#### [REQUIREMENT]
Collect all lines from the listing that include the string "Anil".

:: EXCERPTED RECORDS

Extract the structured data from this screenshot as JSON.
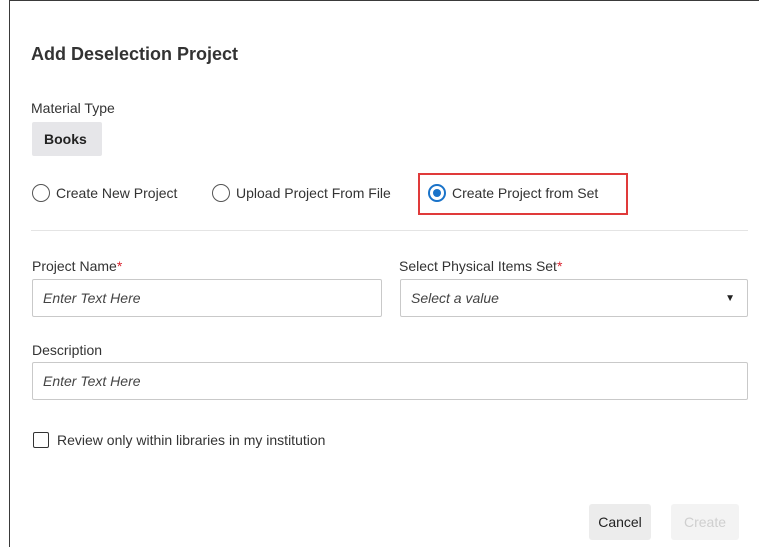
{
  "dialog": {
    "title": "Add Deselection Project",
    "material_type": {
      "label": "Material Type",
      "value": "Books"
    },
    "radio_options": [
      {
        "label": "Create New Project",
        "selected": false
      },
      {
        "label": "Upload Project From File",
        "selected": false
      },
      {
        "label": "Create Project from Set",
        "selected": true
      }
    ],
    "project_name": {
      "label": "Project Name",
      "required_mark": "*",
      "placeholder": "Enter Text Here"
    },
    "physical_items_set": {
      "label": "Select Physical Items Set",
      "required_mark": "*",
      "placeholder": "Select a value",
      "arrow": "▼"
    },
    "description": {
      "label": "Description",
      "placeholder": "Enter Text Here"
    },
    "checkbox": {
      "label": "Review only within libraries in my institution",
      "checked": false
    },
    "buttons": {
      "cancel": "Cancel",
      "create": "Create"
    }
  },
  "colors": {
    "accent": "#1a73c9",
    "highlight": "#e03a3a",
    "required": "#d9232e",
    "chip_bg": "#e6e6e9"
  }
}
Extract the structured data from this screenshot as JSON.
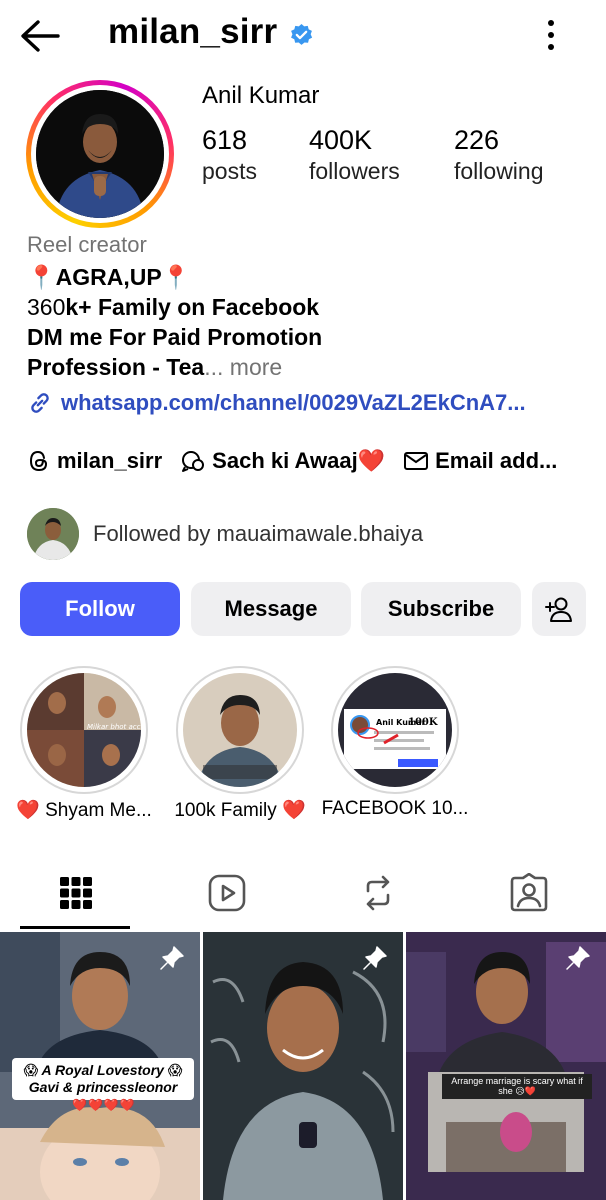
{
  "header": {
    "username": "milan_sirr"
  },
  "profile": {
    "display_name": "Anil Kumar",
    "stats": [
      {
        "value": "618",
        "label": "posts"
      },
      {
        "value": "400K",
        "label": "followers"
      },
      {
        "value": "226",
        "label": "following"
      }
    ],
    "category": "Reel creator",
    "bio": {
      "line1": "📍AGRA,UP📍",
      "line2_prefix": "360",
      "line2_bold": "k+ Family on Facebook",
      "line3": "DM me For Paid Promotion",
      "line4_text": "Profession - Tea",
      "line4_ellipsis": "...",
      "line4_more": " more"
    },
    "link": "whatsapp.com/channel/0029VaZL2EkCnA7...",
    "chips": [
      {
        "label": "milan_sirr",
        "icon": "threads-icon"
      },
      {
        "label": "Sach ki Awaaj❤️",
        "icon": "chat-icon"
      },
      {
        "label": "Email add...",
        "icon": "mail-icon"
      }
    ],
    "followed_by": "Followed by mauaimawale.bhaiya"
  },
  "actions": {
    "follow": "Follow",
    "message": "Message",
    "subscribe": "Subscribe"
  },
  "highlights": [
    {
      "label": "❤️ Shyam Me..."
    },
    {
      "label": "100k Family ❤️"
    },
    {
      "label": "FACEBOOK 10..."
    }
  ],
  "highlight_texts": {
    "h1_overlay": "Milkar bhot accha laga bhaiya",
    "h3_name": "Anil Kumar",
    "h3_count": "100K"
  },
  "tabs": [
    "grid-icon",
    "reels-icon",
    "reposts-icon",
    "tagged-icon"
  ],
  "posts": [
    {
      "caption1": "😱 A Royal Lovestory 😱",
      "caption2": "Gavi & princessleonor",
      "hearts": "❤️❤️❤️❤️"
    },
    {},
    {
      "screen_caption": "Arrange marriage is scary what if she 😥❤️"
    }
  ],
  "colors": {
    "follow": "#4a5df9",
    "link": "#2f4dbf",
    "verified": "#3897f0"
  }
}
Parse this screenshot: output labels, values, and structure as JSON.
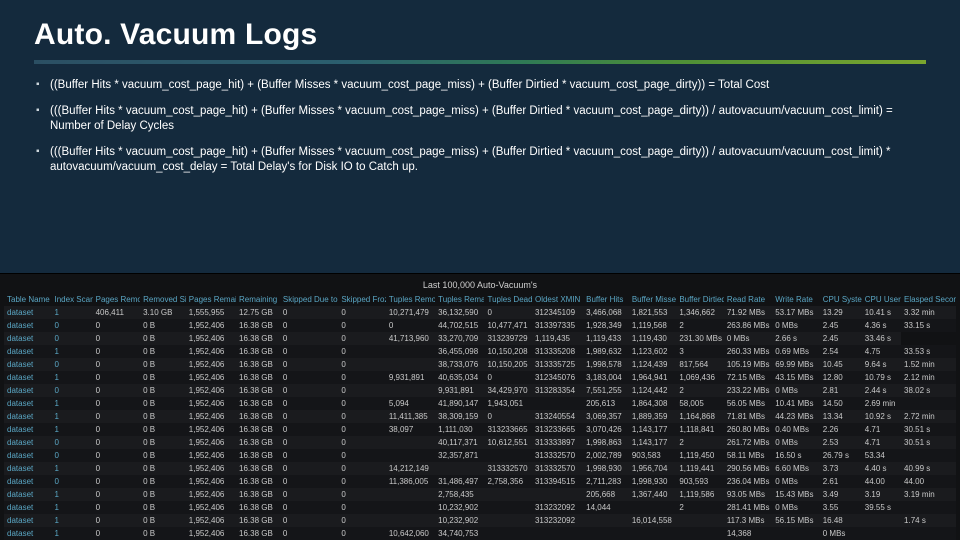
{
  "title": "Auto. Vacuum Logs",
  "bullets": [
    "((Buffer Hits * vacuum_cost_page_hit) + (Buffer Misses * vacuum_cost_page_miss) + (Buffer Dirtied * vacuum_cost_page_dirty)) = Total Cost",
    "(((Buffer Hits * vacuum_cost_page_hit) + (Buffer Misses * vacuum_cost_page_miss) + (Buffer Dirtied * vacuum_cost_page_dirty)) / autovacuum/vacuum_cost_limit) = Number of Delay Cycles",
    "(((Buffer Hits * vacuum_cost_page_hit) + (Buffer Misses * vacuum_cost_page_miss) + (Buffer Dirtied * vacuum_cost_page_dirty)) / autovacuum/vacuum_cost_limit) * autovacuum/vacuum_cost_delay = Total Delay's for Disk IO to Catch up."
  ],
  "table": {
    "caption": "Last 100,000 Auto-Vacuum's",
    "columns": [
      "Table Name",
      "Index Scans",
      "Pages Removed",
      "Removed Size",
      "Pages Remain",
      "Remaining Size",
      "Skipped Due to Pins",
      "Skipped Frozen",
      "Tuples Removed",
      "Tuples Remain",
      "Tuples Dead",
      "Oldest XMIN",
      "Buffer Hits",
      "Buffer Misses",
      "Buffer Dirtied",
      "Read Rate",
      "Write Rate",
      "CPU System",
      "CPU User",
      "Elasped Seconds"
    ],
    "rows": [
      [
        "dataset",
        "1",
        "406,411",
        "3.10 GB",
        "1,555,955",
        "12.75 GB",
        "0",
        "0",
        "10,271,479",
        "36,132,590",
        "0",
        "312345109",
        "3,466,068",
        "1,821,553",
        "1,346,662",
        "71.92 MBs",
        "53.17 MBs",
        "13.29",
        "10.41 s",
        "3.32 min"
      ],
      [
        "dataset",
        "0",
        "0",
        "0 B",
        "1,952,406",
        "16.38 GB",
        "0",
        "0",
        "0",
        "44,702,515",
        "10,477,471",
        "313397335",
        "1,928,349",
        "1,119,568",
        "2",
        "263.86 MBs",
        "0 MBs",
        "2.45",
        "4.36 s",
        "33.15 s"
      ],
      [
        "dataset",
        "0",
        "0",
        "0 B",
        "1,952,406",
        "16.38 GB",
        "0",
        "0",
        "41,713,960",
        "33,270,709",
        "313239729",
        "1,119,435",
        "1,119,433",
        "1,119,430",
        "231.30 MBs",
        "0 MBs",
        "2.66 s",
        "2.45",
        "33.46 s"
      ],
      [
        "dataset",
        "1",
        "0",
        "0 B",
        "1,952,406",
        "16.38 GB",
        "0",
        "0",
        "",
        "36,455,098",
        "10,150,208",
        "313335208",
        "1,989,632",
        "1,123,602",
        "3",
        "260.33 MBs",
        "0.69 MBs",
        "2.54",
        "4.75",
        "33.53 s"
      ],
      [
        "dataset",
        "0",
        "0",
        "0 B",
        "1,952,406",
        "16.38 GB",
        "0",
        "0",
        "",
        "38,733,076",
        "10,150,205",
        "313335725",
        "1,998,578",
        "1,124,439",
        "817,564",
        "105.19 MBs",
        "69.99 MBs",
        "10.45",
        "9.64 s",
        "1.52 min"
      ],
      [
        "dataset",
        "1",
        "0",
        "0 B",
        "1,952,406",
        "16.38 GB",
        "0",
        "0",
        "9,931,891",
        "40,635,034",
        "0",
        "312345076",
        "3,183,004",
        "1,964,941",
        "1,069,436",
        "72.15 MBs",
        "43.15 MBs",
        "12.80",
        "10.79 s",
        "2.12 min"
      ],
      [
        "dataset",
        "0",
        "0",
        "0 B",
        "1,952,406",
        "16.38 GB",
        "0",
        "0",
        "",
        "9,931,891",
        "34,429,970",
        "313283354",
        "7,551,255",
        "1,124,442",
        "2",
        "233.22 MBs",
        "0 MBs",
        "2.81",
        "2.44 s",
        "38.02 s"
      ],
      [
        "dataset",
        "1",
        "0",
        "0 B",
        "1,952,406",
        "16.38 GB",
        "0",
        "0",
        "5,094",
        "41,890,147",
        "1,943,051",
        "",
        "205,613",
        "1,864,308",
        "58,005",
        "56.05 MBs",
        "10.41 MBs",
        "14.50",
        "2.69 min",
        ""
      ],
      [
        "dataset",
        "1",
        "0",
        "0 B",
        "1,952,406",
        "16.38 GB",
        "0",
        "0",
        "11,411,385",
        "38,309,159",
        "0",
        "313240554",
        "3,069,357",
        "1,889,359",
        "1,164,868",
        "71.81 MBs",
        "44.23 MBs",
        "13.34",
        "10.92 s",
        "2.72 min"
      ],
      [
        "dataset",
        "1",
        "0",
        "0 B",
        "1,952,406",
        "16.38 GB",
        "0",
        "0",
        "38,097",
        "1,111,030",
        "313233665",
        "313233665",
        "3,070,426",
        "1,143,177",
        "1,118,841",
        "260.80 MBs",
        "0.40 MBs",
        "2.26",
        "4.71",
        "30.51 s"
      ],
      [
        "dataset",
        "0",
        "0",
        "0 B",
        "1,952,406",
        "16.38 GB",
        "0",
        "0",
        "",
        "40,117,371",
        "10,612,551",
        "313333897",
        "1,998,863",
        "1,143,177",
        "2",
        "261.72 MBs",
        "0 MBs",
        "2.53",
        "4.71",
        "30.51 s"
      ],
      [
        "dataset",
        "0",
        "0",
        "0 B",
        "1,952,406",
        "16.38 GB",
        "0",
        "0",
        "",
        "32,357,871",
        "",
        "313332570",
        "2,002,789",
        "903,583",
        "1,119,450",
        "58.11 MBs",
        "16.50 s",
        "26.79 s",
        "53.34",
        ""
      ],
      [
        "dataset",
        "1",
        "0",
        "0 B",
        "1,952,406",
        "16.38 GB",
        "0",
        "0",
        "14,212,149",
        "",
        "313332570",
        "313332570",
        "1,998,930",
        "1,956,704",
        "1,119,441",
        "290.56 MBs",
        "6.60 MBs",
        "3.73",
        "4.40 s",
        "40.99 s"
      ],
      [
        "dataset",
        "0",
        "0",
        "0 B",
        "1,952,406",
        "16.38 GB",
        "0",
        "0",
        "11,386,005",
        "31,486,497",
        "2,758,356",
        "313394515",
        "2,711,283",
        "1,998,930",
        "903,593",
        "236.04 MBs",
        "0 MBs",
        "2.61",
        "44.00",
        "44.00"
      ],
      [
        "dataset",
        "1",
        "0",
        "0 B",
        "1,952,406",
        "16.38 GB",
        "0",
        "0",
        "",
        "2,758,435",
        "",
        "",
        "205,668",
        "1,367,440",
        "1,119,586",
        "93.05 MBs",
        "15.43 MBs",
        "3.49",
        "3.19",
        "3.19 min"
      ],
      [
        "dataset",
        "1",
        "0",
        "0 B",
        "1,952,406",
        "16.38 GB",
        "0",
        "0",
        "",
        "10,232,902",
        "",
        "313232092",
        "14,044",
        "",
        "2",
        "281.41 MBs",
        "0 MBs",
        "3.55",
        "39.55 s",
        ""
      ],
      [
        "dataset",
        "1",
        "0",
        "0 B",
        "1,952,406",
        "16.38 GB",
        "0",
        "0",
        "",
        "10,232,902",
        "",
        "313232092",
        "",
        "16,014,558",
        "",
        "117.3 MBs",
        "56.15 MBs",
        "16.48",
        "",
        "1.74 s"
      ],
      [
        "dataset",
        "1",
        "0",
        "0 B",
        "1,952,406",
        "16.38 GB",
        "0",
        "0",
        "10,642,060",
        "34,740,753",
        "",
        "",
        "",
        "",
        "",
        "14,368",
        "",
        "0 MBs",
        "",
        ""
      ]
    ]
  }
}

::::

#### [THE RESULT]
    "display_name": "Anil Kumar",
    "h3_name": "Anil Kumar",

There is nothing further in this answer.